→ What is expected:
Give every entry again, word for word and in full.

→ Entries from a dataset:
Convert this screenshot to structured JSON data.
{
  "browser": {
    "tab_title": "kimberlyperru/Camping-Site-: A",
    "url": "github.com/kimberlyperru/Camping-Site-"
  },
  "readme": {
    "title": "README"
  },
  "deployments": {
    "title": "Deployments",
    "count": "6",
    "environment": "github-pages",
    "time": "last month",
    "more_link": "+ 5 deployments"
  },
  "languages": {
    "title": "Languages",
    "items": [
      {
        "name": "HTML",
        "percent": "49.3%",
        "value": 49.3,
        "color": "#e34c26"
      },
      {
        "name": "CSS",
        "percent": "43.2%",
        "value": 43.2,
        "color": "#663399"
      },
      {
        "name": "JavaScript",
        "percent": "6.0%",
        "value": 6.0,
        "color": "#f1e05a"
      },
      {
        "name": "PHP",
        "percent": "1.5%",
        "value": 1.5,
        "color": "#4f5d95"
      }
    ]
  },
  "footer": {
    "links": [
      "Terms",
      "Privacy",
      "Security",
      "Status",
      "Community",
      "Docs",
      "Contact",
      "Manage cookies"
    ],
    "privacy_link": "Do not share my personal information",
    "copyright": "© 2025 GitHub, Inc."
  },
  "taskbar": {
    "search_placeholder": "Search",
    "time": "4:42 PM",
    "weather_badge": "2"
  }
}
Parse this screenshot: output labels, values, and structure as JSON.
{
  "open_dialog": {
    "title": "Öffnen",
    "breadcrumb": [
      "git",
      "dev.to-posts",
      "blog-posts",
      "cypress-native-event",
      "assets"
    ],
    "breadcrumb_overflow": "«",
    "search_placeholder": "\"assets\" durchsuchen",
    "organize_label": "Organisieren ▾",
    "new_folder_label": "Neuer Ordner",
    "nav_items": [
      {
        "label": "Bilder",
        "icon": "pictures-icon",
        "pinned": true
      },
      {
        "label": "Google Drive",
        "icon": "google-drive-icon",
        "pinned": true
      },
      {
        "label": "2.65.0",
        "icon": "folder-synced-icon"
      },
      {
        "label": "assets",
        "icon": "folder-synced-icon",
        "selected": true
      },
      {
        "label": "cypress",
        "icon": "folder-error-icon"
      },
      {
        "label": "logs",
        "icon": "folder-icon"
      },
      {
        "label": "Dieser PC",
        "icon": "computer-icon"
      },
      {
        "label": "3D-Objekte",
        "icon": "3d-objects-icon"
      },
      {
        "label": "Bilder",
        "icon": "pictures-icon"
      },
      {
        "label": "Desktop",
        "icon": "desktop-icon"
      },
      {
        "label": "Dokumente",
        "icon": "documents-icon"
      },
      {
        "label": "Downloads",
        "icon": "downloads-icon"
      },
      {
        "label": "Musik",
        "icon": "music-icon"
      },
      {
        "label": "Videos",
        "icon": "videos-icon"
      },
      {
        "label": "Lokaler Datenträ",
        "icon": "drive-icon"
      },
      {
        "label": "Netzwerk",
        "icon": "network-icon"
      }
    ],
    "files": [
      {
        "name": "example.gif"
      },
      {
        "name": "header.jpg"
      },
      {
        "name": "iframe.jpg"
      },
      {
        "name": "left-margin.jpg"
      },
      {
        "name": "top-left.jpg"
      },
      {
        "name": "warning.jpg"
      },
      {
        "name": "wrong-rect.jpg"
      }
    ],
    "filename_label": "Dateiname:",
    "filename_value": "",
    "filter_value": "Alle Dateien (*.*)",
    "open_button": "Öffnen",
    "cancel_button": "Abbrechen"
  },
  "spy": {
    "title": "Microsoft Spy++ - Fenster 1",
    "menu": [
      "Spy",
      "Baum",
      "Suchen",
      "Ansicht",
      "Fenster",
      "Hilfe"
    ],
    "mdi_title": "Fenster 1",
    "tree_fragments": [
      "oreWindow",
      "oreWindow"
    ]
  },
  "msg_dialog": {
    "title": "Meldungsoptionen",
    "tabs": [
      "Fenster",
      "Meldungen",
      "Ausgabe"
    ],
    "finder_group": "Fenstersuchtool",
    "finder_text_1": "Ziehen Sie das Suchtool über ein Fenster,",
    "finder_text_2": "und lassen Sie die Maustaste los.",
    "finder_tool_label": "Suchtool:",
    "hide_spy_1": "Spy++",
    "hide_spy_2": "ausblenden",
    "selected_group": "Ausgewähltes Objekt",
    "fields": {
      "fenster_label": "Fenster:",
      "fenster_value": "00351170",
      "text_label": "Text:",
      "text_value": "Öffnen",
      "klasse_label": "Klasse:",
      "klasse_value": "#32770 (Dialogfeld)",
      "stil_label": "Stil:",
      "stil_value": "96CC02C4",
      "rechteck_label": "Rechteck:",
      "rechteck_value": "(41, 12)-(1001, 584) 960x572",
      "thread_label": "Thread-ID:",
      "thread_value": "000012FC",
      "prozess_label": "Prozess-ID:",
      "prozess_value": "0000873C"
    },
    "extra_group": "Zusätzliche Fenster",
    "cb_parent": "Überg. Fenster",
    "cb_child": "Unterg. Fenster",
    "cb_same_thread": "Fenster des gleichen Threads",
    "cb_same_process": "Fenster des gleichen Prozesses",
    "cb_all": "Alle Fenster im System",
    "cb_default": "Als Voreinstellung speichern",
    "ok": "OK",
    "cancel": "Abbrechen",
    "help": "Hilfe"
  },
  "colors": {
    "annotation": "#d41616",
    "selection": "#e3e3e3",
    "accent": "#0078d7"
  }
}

→ Expected answer:
Convert this screenshot to structured JSON data.
{
  "browser": {
    "tab_title": "kimberlyperru/Camping-Site-: A",
    "url": "github.com/kimberlyperru/Camping-Site-"
  },
  "readme": {
    "title": "README"
  },
  "deployments": {
    "title": "Deployments",
    "count": "6",
    "environment": "github-pages",
    "time": "last month",
    "more_link": "+ 5 deployments"
  },
  "languages": {
    "title": "Languages",
    "items": [
      {
        "name": "HTML",
        "percent": "49.3%",
        "value": 49.3,
        "color": "#e34c26"
      },
      {
        "name": "CSS",
        "percent": "43.2%",
        "value": 43.2,
        "color": "#663399"
      },
      {
        "name": "JavaScript",
        "percent": "6.0%",
        "value": 6.0,
        "color": "#f1e05a"
      },
      {
        "name": "PHP",
        "percent": "1.5%",
        "value": 1.5,
        "color": "#4f5d95"
      }
    ]
  },
  "footer": {
    "links": [
      "Terms",
      "Privacy",
      "Security",
      "Status",
      "Community",
      "Docs",
      "Contact",
      "Manage cookies"
    ],
    "privacy_link": "Do not share my personal information",
    "copyright": "© 2025 GitHub, Inc."
  },
  "taskbar": {
    "search_placeholder": "Search",
    "time": "4:42 PM",
    "weather_badge": "2"
  }
}
Parse this screenshot: output labels, values, and structure as JSON.
{
  "open_dialog": {
    "title": "Öffnen",
    "breadcrumb": [
      "git",
      "dev.to-posts",
      "blog-posts",
      "cypress-native-event",
      "assets"
    ],
    "breadcrumb_overflow": "«",
    "search_placeholder": "\"assets\" durchsuchen",
    "organize_label": "Organisieren ▾",
    "new_folder_label": "Neuer Ordner",
    "nav_items": [
      {
        "label": "Bilder",
        "icon": "pictures-icon",
        "pinned": true
      },
      {
        "label": "Google Drive",
        "icon": "google-drive-icon",
        "pinned": true
      },
      {
        "label": "2.65.0",
        "icon": "folder-synced-icon"
      },
      {
        "label": "assets",
        "icon": "folder-synced-icon",
        "selected": true
      },
      {
        "label": "cypress",
        "icon": "folder-error-icon"
      },
      {
        "label": "logs",
        "icon": "folder-icon"
      },
      {
        "label": "Dieser PC",
        "icon": "computer-icon"
      },
      {
        "label": "3D-Objekte",
        "icon": "3d-objects-icon"
      },
      {
        "label": "Bilder",
        "icon": "pictures-icon"
      },
      {
        "label": "Desktop",
        "icon": "desktop-icon"
      },
      {
        "label": "Dokumente",
        "icon": "documents-icon"
      },
      {
        "label": "Downloads",
        "icon": "downloads-icon"
      },
      {
        "label": "Musik",
        "icon": "music-icon"
      },
      {
        "label": "Videos",
        "icon": "videos-icon"
      },
      {
        "label": "Lokaler Datenträ",
        "icon": "drive-icon"
      },
      {
        "label": "Netzwerk",
        "icon": "network-icon"
      }
    ],
    "files": [
      {
        "name": "example.gif"
      },
      {
        "name": "header.jpg"
      },
      {
        "name": "iframe.jpg"
      },
      {
        "name": "left-margin.jpg"
      },
      {
        "name": "top-left.jpg"
      },
      {
        "name": "warning.jpg"
      },
      {
        "name": "wrong-rect.jpg"
      }
    ],
    "filename_label": "Dateiname:",
    "filename_value": "",
    "filter_value": "Alle Dateien (*.*)",
    "open_button": "Öffnen",
    "cancel_button": "Abbrechen"
  },
  "spy": {
    "title": "Microsoft Spy++ - Fenster 1",
    "menu": [
      "Spy",
      "Baum",
      "Suchen",
      "Ansicht",
      "Fenster",
      "Hilfe"
    ],
    "mdi_title": "Fenster 1",
    "tree_fragments": [
      "oreWindow",
      "oreWindow"
    ]
  },
  "msg_dialog": {
    "title": "Meldungsoptionen",
    "tabs": [
      "Fenster",
      "Meldungen",
      "Ausgabe"
    ],
    "finder_group": "Fenstersuchtool",
    "finder_text_1": "Ziehen Sie das Suchtool über ein Fenster,",
    "finder_text_2": "und lassen Sie die Maustaste los.",
    "finder_tool_label": "Suchtool:",
    "hide_spy_1": "Spy++",
    "hide_spy_2": "ausblenden",
    "selected_group": "Ausgewähltes Objekt",
    "fields": {
      "fenster_label": "Fenster:",
      "fenster_value": "00351170",
      "text_label": "Text:",
      "text_value": "Öffnen",
      "klasse_label": "Klasse:",
      "klasse_value": "#32770 (Dialogfeld)",
      "stil_label": "Stil:",
      "stil_value": "96CC02C4",
      "rechteck_label": "Rechteck:",
      "rechteck_value": "(41, 12)-(1001, 584) 960x572",
      "thread_label": "Thread-ID:",
      "thread_value": "000012FC",
      "prozess_label": "Prozess-ID:",
      "prozess_value": "0000873C"
    },
    "extra_group": "Zusätzliche Fenster",
    "cb_parent": "Überg. Fenster",
    "cb_child": "Unterg. Fenster",
    "cb_same_thread": "Fenster des gleichen Threads",
    "cb_same_process": "Fenster des gleichen Prozesses",
    "cb_all": "Alle Fenster im System",
    "cb_default": "Als Voreinstellung speichern",
    "ok": "OK",
    "cancel": "Abbrechen",
    "help": "Hilfe"
  },
  "colors": {
    "annotation": "#d41616",
    "selection": "#e3e3e3",
    "accent": "#0078d7"
  }
}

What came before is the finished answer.